━━━ Records provided
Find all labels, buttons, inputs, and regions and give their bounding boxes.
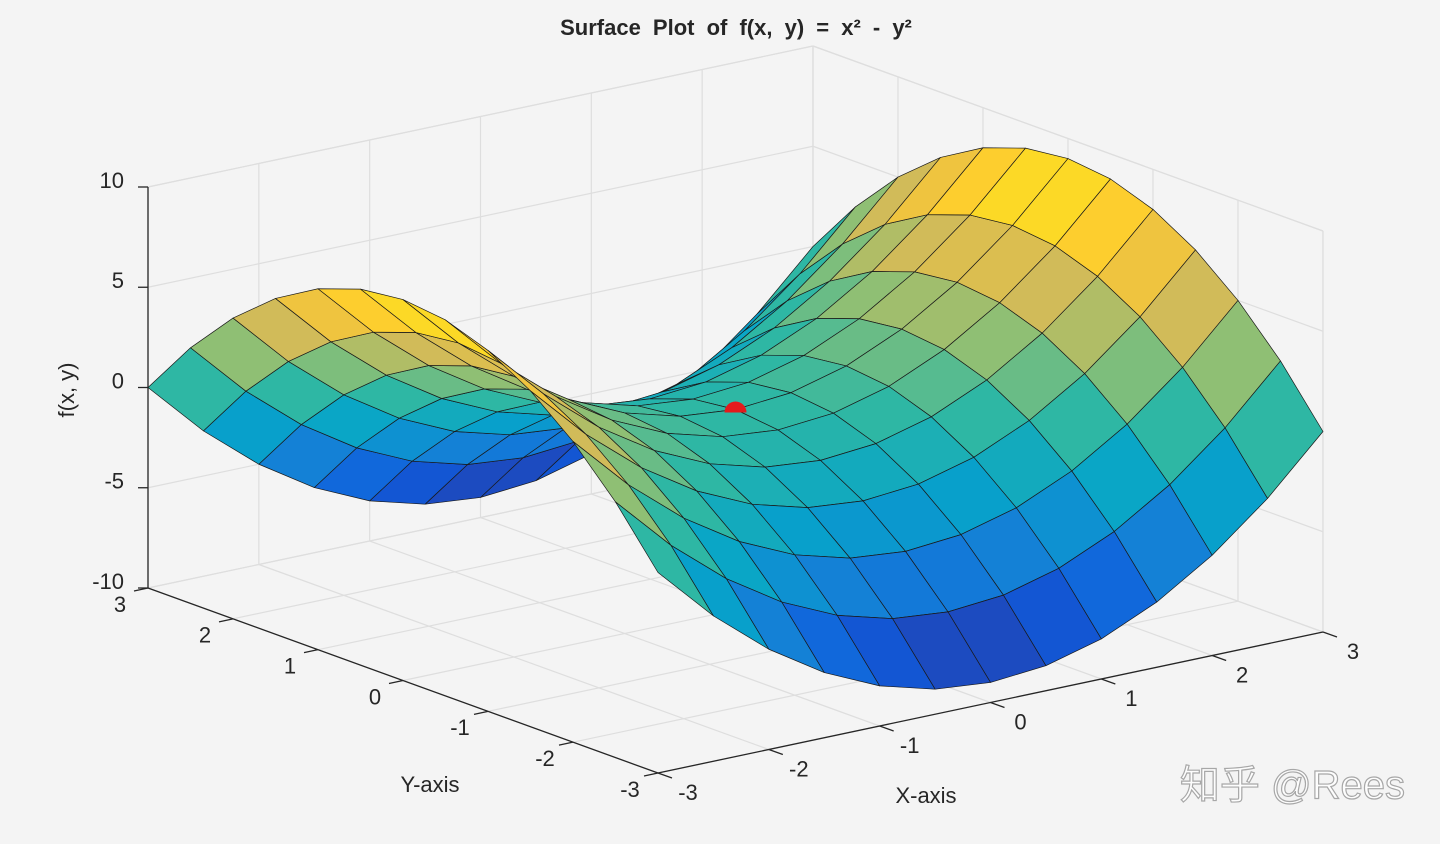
chart-title: Surface Plot of f(x, y) = x² - y² — [560, 15, 912, 40]
surface-patch — [615, 501, 714, 617]
z-tick-label: 5 — [112, 268, 124, 293]
x-tick-label: -1 — [900, 733, 920, 758]
y-tick-label: 1 — [284, 653, 296, 678]
x-tick-label: 1 — [1125, 686, 1137, 711]
y-tick-label: -2 — [535, 746, 555, 771]
grid-line — [812, 45, 1324, 232]
x-tick — [1322, 631, 1338, 638]
z-tick-label: 0 — [112, 368, 124, 393]
y-tick — [133, 587, 149, 592]
x-tick — [1101, 678, 1116, 685]
y-tick — [303, 649, 319, 654]
z-tick-label: -10 — [92, 569, 124, 594]
grid-line — [147, 45, 814, 188]
x-tick — [768, 748, 784, 756]
y-tick — [218, 618, 234, 623]
y-tick — [473, 710, 489, 715]
y-tick — [643, 772, 659, 777]
watermark: 知乎 @Rees — [1180, 764, 1405, 808]
x-tick — [990, 701, 1005, 709]
y-axis-label: Y-axis — [400, 772, 459, 797]
x-tick-label: -3 — [678, 780, 698, 805]
surface — [147, 147, 1324, 690]
x-tick — [1211, 654, 1227, 662]
x-tick-label: -2 — [789, 756, 809, 781]
x-tick-label: 3 — [1347, 639, 1359, 664]
x-tick-label: 2 — [1236, 662, 1248, 687]
y-tick — [558, 741, 574, 746]
z-axis-label: f(x, y) — [54, 363, 79, 418]
z-tick-label: 10 — [100, 168, 124, 193]
z-tick-label: -5 — [104, 469, 124, 494]
saddle-marker — [724, 401, 747, 413]
y-tick-label: -1 — [450, 715, 470, 740]
y-tick-label: 3 — [114, 592, 126, 617]
surface-patch — [1224, 360, 1324, 499]
y-tick-label: 0 — [369, 684, 381, 709]
grid-line — [147, 145, 814, 288]
x-tick-label: 0 — [1014, 709, 1026, 734]
y-tick-label: 2 — [199, 623, 211, 648]
y-tick — [388, 679, 404, 685]
y-tick-label: -3 — [620, 777, 640, 802]
x-tick — [879, 725, 894, 732]
x-tick — [657, 772, 673, 779]
x-axis-label: X-axis — [895, 783, 956, 808]
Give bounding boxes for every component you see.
━━━━━━
• Written exercise:
Reproduce all the items above line for line, keeping every character the same. Leave the pictures out of your copy.

• Reply:
Find all labels, buttons, inputs, and regions and give their bounding boxes.
chart-title: Surface Plot of f(x, y) = x² - y² — [560, 15, 912, 40]
surface-patch — [615, 501, 714, 617]
z-tick-label: 5 — [112, 268, 124, 293]
x-tick-label: -1 — [900, 733, 920, 758]
y-tick-label: 1 — [284, 653, 296, 678]
x-tick-label: 1 — [1125, 686, 1137, 711]
y-tick-label: -2 — [535, 746, 555, 771]
grid-line — [812, 45, 1324, 232]
x-tick — [1322, 631, 1338, 638]
z-tick-label: 0 — [112, 368, 124, 393]
y-tick — [133, 587, 149, 592]
x-tick — [1101, 678, 1116, 685]
y-tick — [303, 649, 319, 654]
z-tick-label: -10 — [92, 569, 124, 594]
grid-line — [147, 45, 814, 188]
x-tick — [768, 748, 784, 756]
y-tick — [218, 618, 234, 623]
y-tick — [473, 710, 489, 715]
y-tick — [643, 772, 659, 777]
watermark: 知乎 @Rees — [1180, 764, 1405, 808]
x-tick — [990, 701, 1005, 709]
y-axis-label: Y-axis — [400, 772, 459, 797]
x-tick-label: -3 — [678, 780, 698, 805]
surface — [147, 147, 1324, 690]
x-tick — [1211, 654, 1227, 662]
x-tick-label: -2 — [789, 756, 809, 781]
x-tick-label: 3 — [1347, 639, 1359, 664]
x-tick-label: 2 — [1236, 662, 1248, 687]
y-tick — [558, 741, 574, 746]
z-axis-label: f(x, y) — [54, 363, 79, 418]
z-tick-label: 10 — [100, 168, 124, 193]
z-tick-label: -5 — [104, 469, 124, 494]
saddle-marker — [724, 401, 747, 413]
y-tick-label: -1 — [450, 715, 470, 740]
y-tick-label: 3 — [114, 592, 126, 617]
surface-patch — [1224, 360, 1324, 499]
y-tick-label: 0 — [369, 684, 381, 709]
grid-line — [147, 145, 814, 288]
x-tick-label: 0 — [1014, 709, 1026, 734]
y-tick-label: 2 — [199, 623, 211, 648]
y-tick — [388, 679, 404, 685]
y-tick-label: -3 — [620, 777, 640, 802]
x-tick — [879, 725, 894, 732]
x-tick — [657, 772, 673, 779]
x-axis-label: X-axis — [895, 783, 956, 808]
Give bounding boxes for every component you see.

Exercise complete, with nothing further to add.